Pictures do not belong in the copy, so please give every entry below again exactly.

-------------------------

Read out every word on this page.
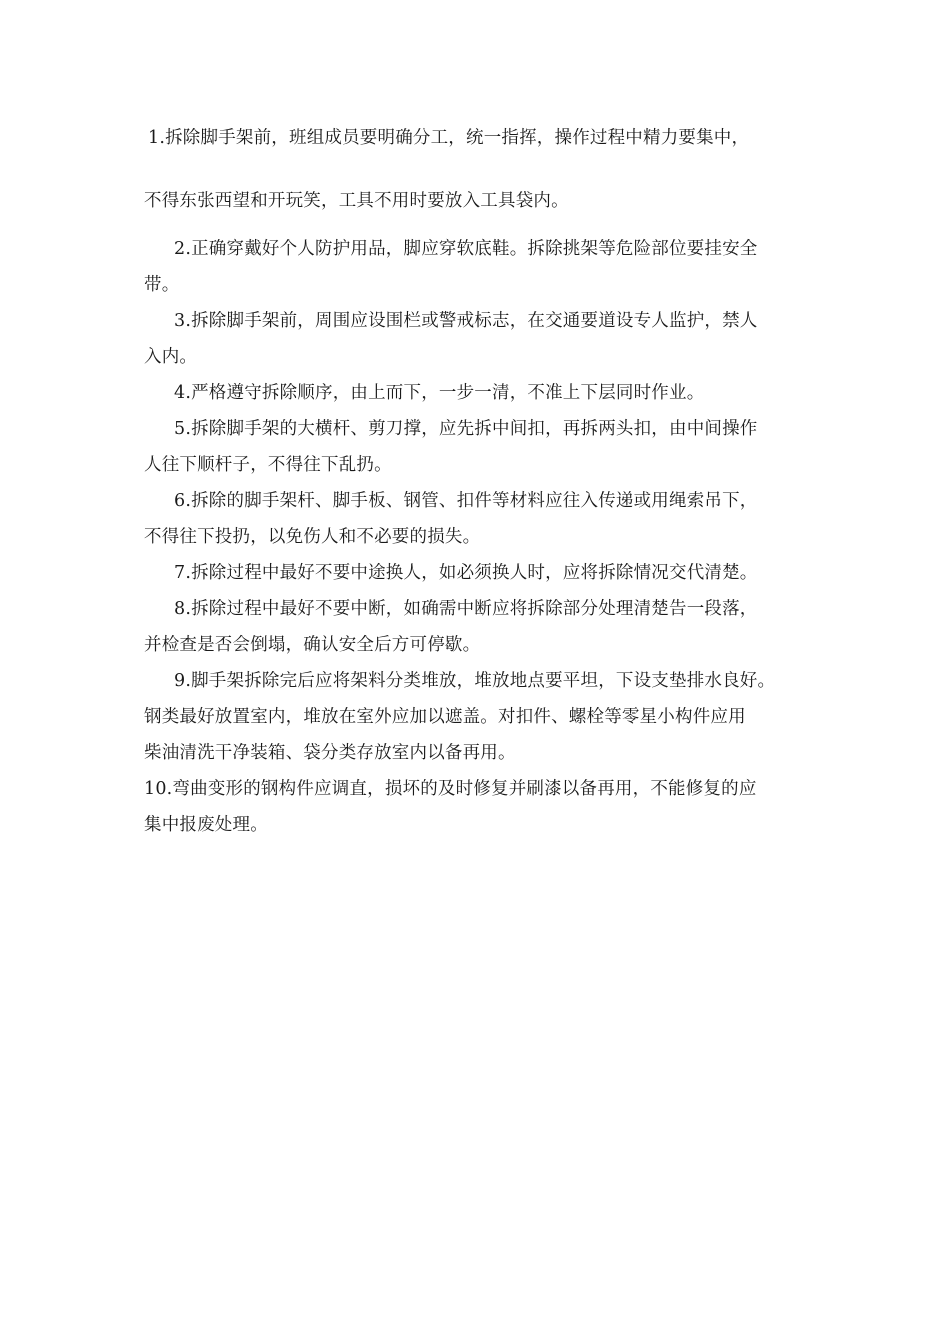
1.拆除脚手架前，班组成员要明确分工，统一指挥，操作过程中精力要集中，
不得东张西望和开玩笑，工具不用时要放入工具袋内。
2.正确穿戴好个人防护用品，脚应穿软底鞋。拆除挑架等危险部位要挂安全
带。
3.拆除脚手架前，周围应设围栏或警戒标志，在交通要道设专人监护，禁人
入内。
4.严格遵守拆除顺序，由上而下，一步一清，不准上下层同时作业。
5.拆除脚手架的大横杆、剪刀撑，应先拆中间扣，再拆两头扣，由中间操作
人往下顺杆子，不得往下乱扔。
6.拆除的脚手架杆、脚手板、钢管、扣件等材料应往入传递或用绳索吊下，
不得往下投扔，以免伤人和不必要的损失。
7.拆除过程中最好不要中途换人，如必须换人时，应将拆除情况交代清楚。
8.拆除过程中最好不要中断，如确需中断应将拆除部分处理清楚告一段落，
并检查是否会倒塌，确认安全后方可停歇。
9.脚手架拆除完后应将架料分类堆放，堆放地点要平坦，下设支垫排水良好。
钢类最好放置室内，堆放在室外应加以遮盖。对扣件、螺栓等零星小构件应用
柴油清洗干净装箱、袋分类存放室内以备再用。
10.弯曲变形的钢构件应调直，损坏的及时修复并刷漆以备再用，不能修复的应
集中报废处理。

-------------------------

§ **Task answer**
Read out every word on this page.
1.拆除脚手架前，班组成员要明确分工，统一指挥，操作过程中精力要集中，
不得东张西望和开玩笑，工具不用时要放入工具袋内。
2.正确穿戴好个人防护用品，脚应穿软底鞋。拆除挑架等危险部位要挂安全
带。
3.拆除脚手架前，周围应设围栏或警戒标志，在交通要道设专人监护，禁人
入内。
4.严格遵守拆除顺序，由上而下，一步一清，不准上下层同时作业。
5.拆除脚手架的大横杆、剪刀撑，应先拆中间扣，再拆两头扣，由中间操作
人往下顺杆子，不得往下乱扔。
6.拆除的脚手架杆、脚手板、钢管、扣件等材料应往入传递或用绳索吊下，
不得往下投扔，以免伤人和不必要的损失。
7.拆除过程中最好不要中途换人，如必须换人时，应将拆除情况交代清楚。
8.拆除过程中最好不要中断，如确需中断应将拆除部分处理清楚告一段落，
并检查是否会倒塌，确认安全后方可停歇。
9.脚手架拆除完后应将架料分类堆放，堆放地点要平坦，下设支垫排水良好。
钢类最好放置室内，堆放在室外应加以遮盖。对扣件、螺栓等零星小构件应用
柴油清洗干净装箱、袋分类存放室内以备再用。
10.弯曲变形的钢构件应调直，损坏的及时修复并刷漆以备再用，不能修复的应
集中报废处理。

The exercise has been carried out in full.